Extracts from a graphics dataset:
+ + +

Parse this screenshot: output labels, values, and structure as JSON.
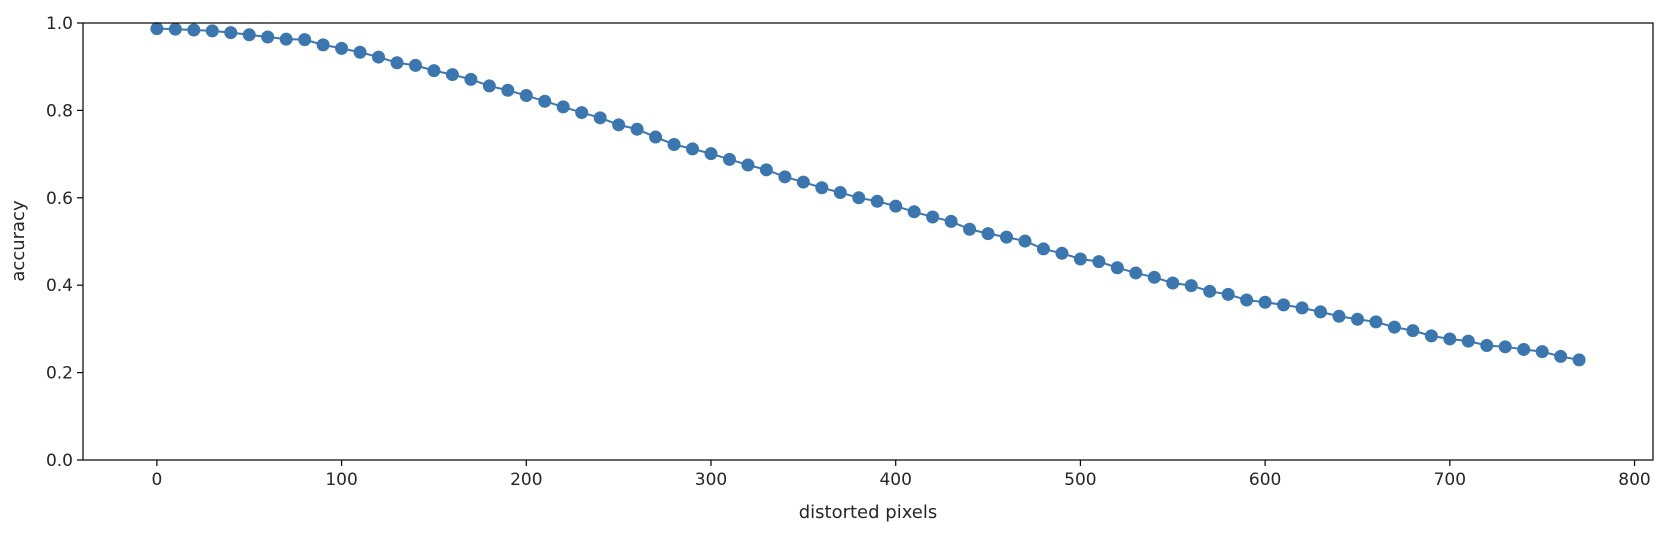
{
  "chart_data": {
    "type": "line",
    "title": "",
    "xlabel": "distorted pixels",
    "ylabel": "accuracy",
    "xlim": [
      -40,
      810
    ],
    "ylim": [
      0.0,
      1.0
    ],
    "xticks": [
      0,
      100,
      200,
      300,
      400,
      500,
      600,
      700,
      800
    ],
    "yticks": [
      0.0,
      0.2,
      0.4,
      0.6,
      0.8,
      1.0
    ],
    "xtick_labels": [
      "0",
      "100",
      "200",
      "300",
      "400",
      "500",
      "600",
      "700",
      "800"
    ],
    "ytick_labels": [
      "0.0",
      "0.2",
      "0.4",
      "0.6",
      "0.8",
      "1.0"
    ],
    "grid": false,
    "marker": "circle",
    "color": "#3b76af",
    "series": [
      {
        "x": [
          0,
          10,
          20,
          30,
          40,
          50,
          60,
          70,
          80,
          90,
          100,
          110,
          120,
          130,
          140,
          150,
          160,
          170,
          180,
          190,
          200,
          210,
          220,
          230,
          240,
          250,
          260,
          270,
          280,
          290,
          300,
          310,
          320,
          330,
          340,
          350,
          360,
          370,
          380,
          390,
          400,
          410,
          420,
          430,
          440,
          450,
          460,
          470,
          480,
          490,
          500,
          510,
          520,
          530,
          540,
          550,
          560,
          570,
          580,
          590,
          600,
          610,
          620,
          630,
          640,
          650,
          660,
          670,
          680,
          690,
          700,
          710,
          720,
          730,
          740,
          750,
          760,
          770
        ],
        "values": [
          0.987,
          0.986,
          0.984,
          0.982,
          0.978,
          0.973,
          0.968,
          0.963,
          0.962,
          0.95,
          0.942,
          0.933,
          0.922,
          0.909,
          0.903,
          0.891,
          0.882,
          0.871,
          0.856,
          0.846,
          0.834,
          0.821,
          0.808,
          0.795,
          0.783,
          0.767,
          0.757,
          0.739,
          0.722,
          0.712,
          0.701,
          0.688,
          0.675,
          0.664,
          0.648,
          0.636,
          0.623,
          0.612,
          0.6,
          0.592,
          0.581,
          0.568,
          0.556,
          0.546,
          0.528,
          0.518,
          0.51,
          0.501,
          0.483,
          0.473,
          0.46,
          0.454,
          0.44,
          0.428,
          0.418,
          0.405,
          0.399,
          0.386,
          0.379,
          0.366,
          0.361,
          0.355,
          0.348,
          0.339,
          0.329,
          0.322,
          0.316,
          0.304,
          0.296,
          0.284,
          0.277,
          0.272,
          0.262,
          0.259,
          0.253,
          0.248,
          0.237,
          0.229
        ]
      }
    ]
  }
}
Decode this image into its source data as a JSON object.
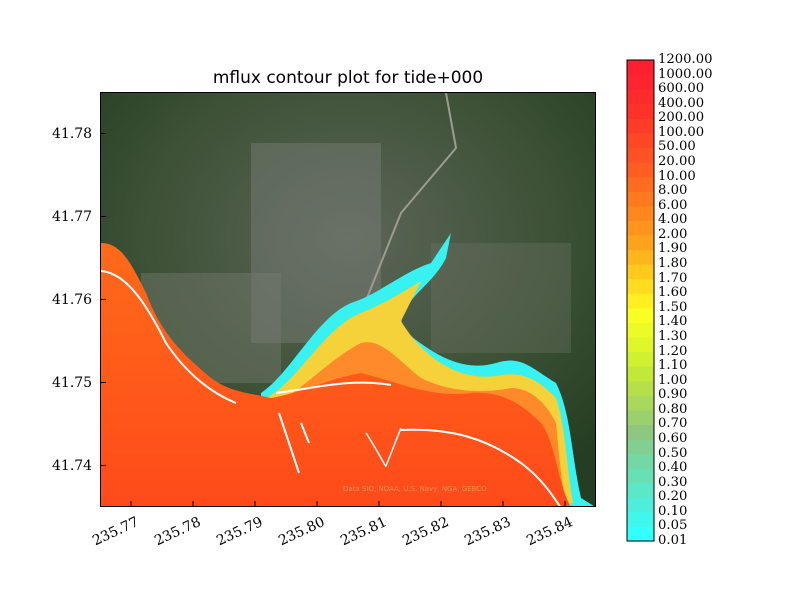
{
  "chart_data": {
    "type": "heatmap",
    "title": "mflux contour plot for tide+000",
    "xlabel": "",
    "ylabel": "",
    "xlim": [
      235.765,
      235.845
    ],
    "ylim": [
      41.735,
      41.785
    ],
    "x_ticks": [
      "235.77",
      "235.78",
      "235.79",
      "235.80",
      "235.81",
      "235.82",
      "235.83",
      "235.84"
    ],
    "y_ticks": [
      "41.74",
      "41.75",
      "41.76",
      "41.77",
      "41.78"
    ],
    "colorbar": {
      "levels": [
        "0.01",
        "0.05",
        "0.10",
        "0.20",
        "0.30",
        "0.40",
        "0.50",
        "0.60",
        "0.70",
        "0.80",
        "0.90",
        "1.00",
        "1.10",
        "1.20",
        "1.30",
        "1.40",
        "1.50",
        "1.60",
        "1.70",
        "1.80",
        "1.90",
        "2.00",
        "4.00",
        "6.00",
        "8.00",
        "10.00",
        "20.00",
        "50.00",
        "100.00",
        "200.00",
        "400.00",
        "600.00",
        "1000.00",
        "1200.00"
      ],
      "colors": [
        "#33ffff",
        "#40f7ec",
        "#4defda",
        "#5ae8c8",
        "#67e0b6",
        "#74d8a4",
        "#81d092",
        "#8ec880",
        "#9bd06e",
        "#a8d85c",
        "#b5e04a",
        "#c2e838",
        "#d0f030",
        "#def62a",
        "#ecfa26",
        "#f8ff22",
        "#ffef20",
        "#ffdc1f",
        "#ffc91e",
        "#ffb61d",
        "#ffa31c",
        "#ff951c",
        "#ff871d",
        "#ff791e",
        "#ff6b20",
        "#ff5d22",
        "#ff5224",
        "#ff4726",
        "#ff3c28",
        "#ff322a",
        "#ff2a2c",
        "#ff242e",
        "#ff1f30"
      ]
    },
    "background": "satellite imagery",
    "attribution": "Data SIO, NOAA, U.S. Navy, NGA, GEBCO"
  }
}
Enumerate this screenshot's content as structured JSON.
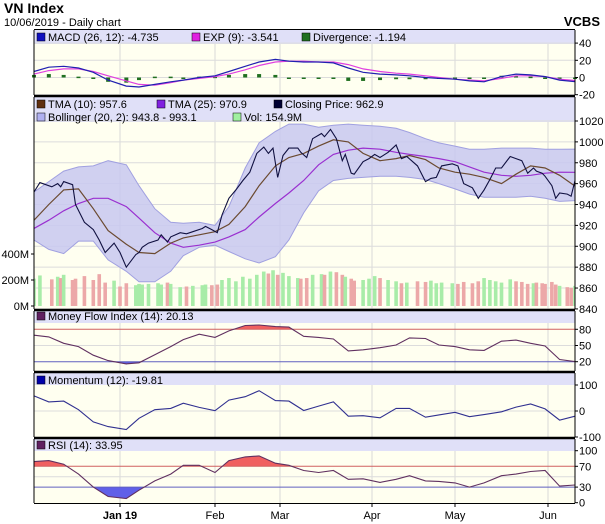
{
  "header": {
    "title": "VN Index",
    "subtitle": "10/06/2019 - Daily chart",
    "brand": "VCBS"
  },
  "colors": {
    "plot_bg": "#fffff0",
    "legend_bg": "#e0e0f8",
    "macd": "#2020b0",
    "exp": "#e040e0",
    "divergence": "#207020",
    "tma10": "#6b4a30",
    "tma25": "#9a30d0",
    "close": "#101040",
    "bollinger_fill": "#c8c8f0",
    "bollinger_edge": "#a0a0e0",
    "vol_up": "#a8eca8",
    "vol_down": "#eca8a8",
    "osc_line": "#603060",
    "momentum": "#303090",
    "overbought": "#f06060",
    "oversold": "#6060e8",
    "ob_line": "#d06060",
    "os_line": "#6060c0"
  },
  "legends": {
    "macd": {
      "label": "MACD (26, 12): -4.735",
      "swatch": "#1010c0"
    },
    "exp": {
      "label": "EXP (9): -3.541",
      "swatch": "#e020e0"
    },
    "divergence": {
      "label": "Divergence: -1.194",
      "swatch": "#207020"
    },
    "tma10": {
      "label": "TMA (10): 957.6",
      "swatch": "#603010"
    },
    "tma25": {
      "label": "TMA (25): 970.9",
      "swatch": "#8020e0"
    },
    "close": {
      "label": "Closing Price: 962.9",
      "swatch": "#000033"
    },
    "bollinger": {
      "label": "Bollinger (20, 2): 943.8 - 993.1",
      "swatch": "#b0b0f0"
    },
    "vol": {
      "label": "Vol: 154.9M",
      "swatch": "#a0f0a0"
    },
    "mfi": {
      "label": "Money Flow Index (14): 20.13",
      "swatch": "#602060"
    },
    "momentum": {
      "label": "Momentum (12): -19.81",
      "swatch": "#0000aa"
    },
    "rsi": {
      "label": "RSI (14): 33.95",
      "swatch": "#602060"
    }
  },
  "chart_data": {
    "type": "line",
    "x_ticks": [
      {
        "date": "2019-01-02",
        "label": "Jan 19",
        "bold": true
      },
      {
        "date": "2019-02-01",
        "label": "Feb"
      },
      {
        "date": "2019-03-01",
        "label": "Mar"
      },
      {
        "date": "2019-04-01",
        "label": "Apr"
      },
      {
        "date": "2019-05-02",
        "label": "May"
      },
      {
        "date": "2019-06-03",
        "label": "Jun"
      }
    ],
    "x_range": [
      "2018-12-04",
      "2019-06-10"
    ],
    "grid": true,
    "axes": {
      "macd": {
        "ticks": [
          "40",
          "20",
          "0",
          "-20"
        ],
        "values": [
          40,
          20,
          0,
          -20
        ],
        "ylim": [
          -20,
          40
        ]
      },
      "price": {
        "ticks": [
          "1020",
          "1000",
          "980",
          "960",
          "940",
          "920",
          "900",
          "880",
          "860",
          "840"
        ],
        "values": [
          1020,
          1000,
          980,
          960,
          940,
          920,
          900,
          880,
          860,
          840
        ],
        "ylim": [
          840,
          1020
        ]
      },
      "volume": {
        "ticks": [
          "400M",
          "200M",
          "0M"
        ],
        "values": [
          400,
          200,
          0
        ],
        "unit": "M"
      },
      "mfi": {
        "ticks": [
          "80",
          "50",
          "20"
        ],
        "values": [
          80,
          50,
          20
        ],
        "ylim": [
          0,
          100
        ]
      },
      "momentum": {
        "ticks": [
          "100",
          "0",
          "-100"
        ],
        "values": [
          100,
          0,
          -100
        ]
      },
      "rsi": {
        "ticks": [
          "100",
          "70",
          "30",
          "0"
        ],
        "values": [
          100,
          70,
          30,
          0
        ],
        "ylim": [
          0,
          100
        ]
      }
    },
    "close_volume": [
      [
        "2018-12-04",
        952,
        210
      ],
      [
        "2018-12-06",
        961,
        235
      ],
      [
        "2018-12-10",
        957,
        205
      ],
      [
        "2018-12-12",
        960,
        225
      ],
      [
        "2018-12-13",
        957,
        215
      ],
      [
        "2018-12-14",
        962,
        240
      ],
      [
        "2018-12-17",
        959,
        200
      ],
      [
        "2018-12-18",
        940,
        210
      ],
      [
        "2018-12-21",
        923,
        230
      ],
      [
        "2018-12-24",
        916,
        200
      ],
      [
        "2018-12-26",
        906,
        245
      ],
      [
        "2018-12-28",
        894,
        180
      ],
      [
        "2018-12-31",
        903,
        195
      ],
      [
        "2019-01-02",
        894,
        150
      ],
      [
        "2019-01-04",
        880,
        175
      ],
      [
        "2019-01-07",
        892,
        160
      ],
      [
        "2019-01-08",
        894,
        170
      ],
      [
        "2019-01-09",
        899,
        165
      ],
      [
        "2019-01-11",
        903,
        170
      ],
      [
        "2019-01-14",
        906,
        175
      ],
      [
        "2019-01-15",
        911,
        165
      ],
      [
        "2019-01-17",
        904,
        180
      ],
      [
        "2019-01-18",
        909,
        170
      ],
      [
        "2019-01-21",
        913,
        145
      ],
      [
        "2019-01-23",
        912,
        150
      ],
      [
        "2019-01-25",
        914,
        155
      ],
      [
        "2019-01-28",
        917,
        160
      ],
      [
        "2019-01-29",
        919,
        165
      ],
      [
        "2019-01-31",
        916,
        160
      ],
      [
        "2019-02-02",
        913,
        165
      ],
      [
        "2019-02-04",
        930,
        200
      ],
      [
        "2019-02-07",
        946,
        215
      ],
      [
        "2019-02-10",
        954,
        190
      ],
      [
        "2019-02-13",
        963,
        225
      ],
      [
        "2019-02-16",
        971,
        210
      ],
      [
        "2019-02-19",
        989,
        240
      ],
      [
        "2019-02-22",
        995,
        265
      ],
      [
        "2019-02-24",
        989,
        250
      ],
      [
        "2019-02-26",
        994,
        275
      ],
      [
        "2019-02-28",
        966,
        240
      ],
      [
        "2019-03-02",
        987,
        255
      ],
      [
        "2019-03-04",
        994,
        230
      ],
      [
        "2019-03-07",
        994,
        215
      ],
      [
        "2019-03-08",
        990,
        210
      ],
      [
        "2019-03-10",
        985,
        215
      ],
      [
        "2019-03-12",
        1003,
        240
      ],
      [
        "2019-03-15",
        1008,
        245
      ],
      [
        "2019-03-16",
        1005,
        240
      ],
      [
        "2019-03-18",
        1012,
        265
      ],
      [
        "2019-03-20",
        1003,
        260
      ],
      [
        "2019-03-22",
        982,
        240
      ],
      [
        "2019-03-23",
        988,
        225
      ],
      [
        "2019-03-25",
        970,
        210
      ],
      [
        "2019-03-26",
        969,
        195
      ],
      [
        "2019-03-29",
        981,
        200
      ],
      [
        "2019-03-31",
        984,
        210
      ],
      [
        "2019-04-02",
        988,
        230
      ],
      [
        "2019-04-04",
        985,
        215
      ],
      [
        "2019-04-07",
        990,
        200
      ],
      [
        "2019-04-10",
        997,
        190
      ],
      [
        "2019-04-12",
        984,
        175
      ],
      [
        "2019-04-14",
        986,
        180
      ],
      [
        "2019-04-18",
        977,
        190
      ],
      [
        "2019-04-21",
        962,
        185
      ],
      [
        "2019-04-23",
        965,
        195
      ],
      [
        "2019-04-25",
        966,
        175
      ],
      [
        "2019-04-27",
        977,
        180
      ],
      [
        "2019-05-01",
        979,
        175
      ],
      [
        "2019-05-03",
        977,
        170
      ],
      [
        "2019-05-05",
        960,
        185
      ],
      [
        "2019-05-08",
        956,
        175
      ],
      [
        "2019-05-10",
        946,
        190
      ],
      [
        "2019-05-12",
        954,
        215
      ],
      [
        "2019-05-14",
        964,
        200
      ],
      [
        "2019-05-16",
        975,
        190
      ],
      [
        "2019-05-18",
        975,
        180
      ],
      [
        "2019-05-21",
        986,
        205
      ],
      [
        "2019-05-23",
        984,
        190
      ],
      [
        "2019-05-25",
        982,
        185
      ],
      [
        "2019-05-27",
        970,
        170
      ],
      [
        "2019-05-29",
        975,
        175
      ],
      [
        "2019-05-30",
        972,
        180
      ],
      [
        "2019-06-01",
        970,
        175
      ],
      [
        "2019-06-02",
        967,
        170
      ],
      [
        "2019-06-04",
        958,
        185
      ],
      [
        "2019-06-05",
        946,
        165
      ],
      [
        "2019-06-06",
        951,
        155
      ],
      [
        "2019-06-08",
        950,
        145
      ],
      [
        "2019-06-09",
        948,
        140
      ],
      [
        "2019-06-10",
        962.9,
        154.9
      ]
    ],
    "sample_dates": [
      "2018-12-04",
      "2018-12-09",
      "2018-12-14",
      "2018-12-19",
      "2018-12-24",
      "2018-12-29",
      "2019-01-04",
      "2019-01-08",
      "2019-01-13",
      "2019-01-18",
      "2019-01-22",
      "2019-01-27",
      "2019-02-01",
      "2019-02-07",
      "2019-02-14",
      "2019-02-20",
      "2019-02-27",
      "2019-03-04",
      "2019-03-09",
      "2019-03-14",
      "2019-03-19",
      "2019-03-24",
      "2019-03-29",
      "2019-04-04",
      "2019-04-10",
      "2019-04-15",
      "2019-04-21",
      "2019-04-26",
      "2019-05-02",
      "2019-05-07",
      "2019-05-12",
      "2019-05-18",
      "2019-05-23",
      "2019-05-28",
      "2019-06-02",
      "2019-06-06",
      "2019-06-10"
    ],
    "tma10": [
      925,
      940,
      954,
      955,
      936,
      915,
      902,
      894,
      893,
      903,
      908,
      911,
      914,
      921,
      938,
      958,
      977,
      985,
      989,
      996,
      1002,
      1000,
      989,
      982,
      984,
      987,
      983,
      975,
      971,
      969,
      966,
      960,
      969,
      977,
      975,
      968,
      957.6
    ],
    "tma25": [
      917,
      925,
      934,
      941,
      946,
      946,
      938,
      927,
      913,
      903,
      899,
      901,
      904,
      909,
      916,
      928,
      941,
      951,
      963,
      978,
      988,
      992,
      994,
      993,
      990,
      988,
      986,
      984,
      981,
      976,
      971,
      968,
      967,
      968,
      970,
      971,
      970.9
    ],
    "bollinger_upper": [
      952,
      962,
      972,
      976,
      977,
      982,
      978,
      958,
      936,
      923,
      922,
      923,
      920,
      938,
      975,
      999,
      1010,
      1017,
      1017,
      1014,
      1016,
      1017,
      1016,
      1015,
      1013,
      1009,
      1003,
      999,
      996,
      993,
      993,
      994,
      994,
      994,
      993,
      993,
      993.1
    ],
    "bollinger_lower": [
      906,
      897,
      893,
      905,
      905,
      887,
      876,
      866,
      866,
      876,
      891,
      899,
      901,
      895,
      888,
      884,
      890,
      906,
      932,
      953,
      963,
      965,
      966,
      967,
      967,
      966,
      964,
      960,
      955,
      950,
      947,
      947,
      947,
      948,
      946,
      943,
      943.8
    ],
    "macd": [
      7,
      12,
      13,
      11,
      6,
      -3,
      -10,
      -11,
      -8,
      -5,
      -3,
      0,
      2,
      7,
      13,
      18,
      21,
      19,
      18,
      18,
      17,
      11,
      6,
      4,
      3,
      2,
      0,
      -1,
      -2,
      -4,
      -5,
      1,
      4,
      3,
      1,
      -3,
      -4.735
    ],
    "exp": [
      4,
      8,
      10,
      10,
      7,
      2,
      -4,
      -8,
      -9,
      -6,
      -3,
      -1,
      1,
      4,
      9,
      14,
      18,
      19,
      19,
      18,
      18,
      15,
      10,
      7,
      5,
      4,
      2,
      0,
      -2,
      -3,
      -4,
      -1,
      2,
      2,
      1,
      -2,
      -3.541
    ],
    "divergence": [
      3,
      4,
      3,
      1,
      -1,
      -5,
      -6,
      -3,
      1,
      1,
      0,
      1,
      1,
      3,
      4,
      4,
      3,
      0,
      -1,
      0,
      -1,
      -4,
      -4,
      -3,
      -2,
      -2,
      -2,
      -1,
      0,
      -1,
      -1,
      2,
      2,
      1,
      0,
      -1,
      -1.194
    ],
    "mfi": [
      69,
      66,
      54,
      48,
      32,
      22,
      16,
      18,
      33,
      48,
      61,
      71,
      65,
      77,
      87,
      88,
      85,
      84,
      67,
      65,
      62,
      40,
      42,
      46,
      51,
      64,
      63,
      51,
      48,
      42,
      41,
      58,
      60,
      54,
      49,
      24,
      20.13
    ],
    "mfi_levels": [
      80,
      20
    ],
    "momentum": [
      58,
      35,
      38,
      5,
      -42,
      -60,
      -71,
      -28,
      5,
      10,
      30,
      14,
      1,
      42,
      55,
      78,
      40,
      38,
      2,
      19,
      35,
      -20,
      -18,
      -26,
      10,
      10,
      -24,
      -15,
      -5,
      -22,
      -14,
      -3,
      15,
      27,
      8,
      -35,
      -19.81
    ],
    "rsi": [
      79,
      81,
      74,
      55,
      30,
      12,
      8,
      24,
      42,
      55,
      72,
      72,
      58,
      81,
      88,
      90,
      76,
      72,
      62,
      58,
      62,
      45,
      46,
      39,
      45,
      52,
      42,
      41,
      38,
      30,
      38,
      52,
      55,
      60,
      62,
      32,
      33.95
    ],
    "rsi_levels": [
      70,
      30
    ]
  }
}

+ + +

(Written task): Select all lines in the listing that include the word "screenshot".

(The solution):
Parse this screenshot: output labels, values, and structure as JSON.
Enumerate this screenshot's content as structured JSON.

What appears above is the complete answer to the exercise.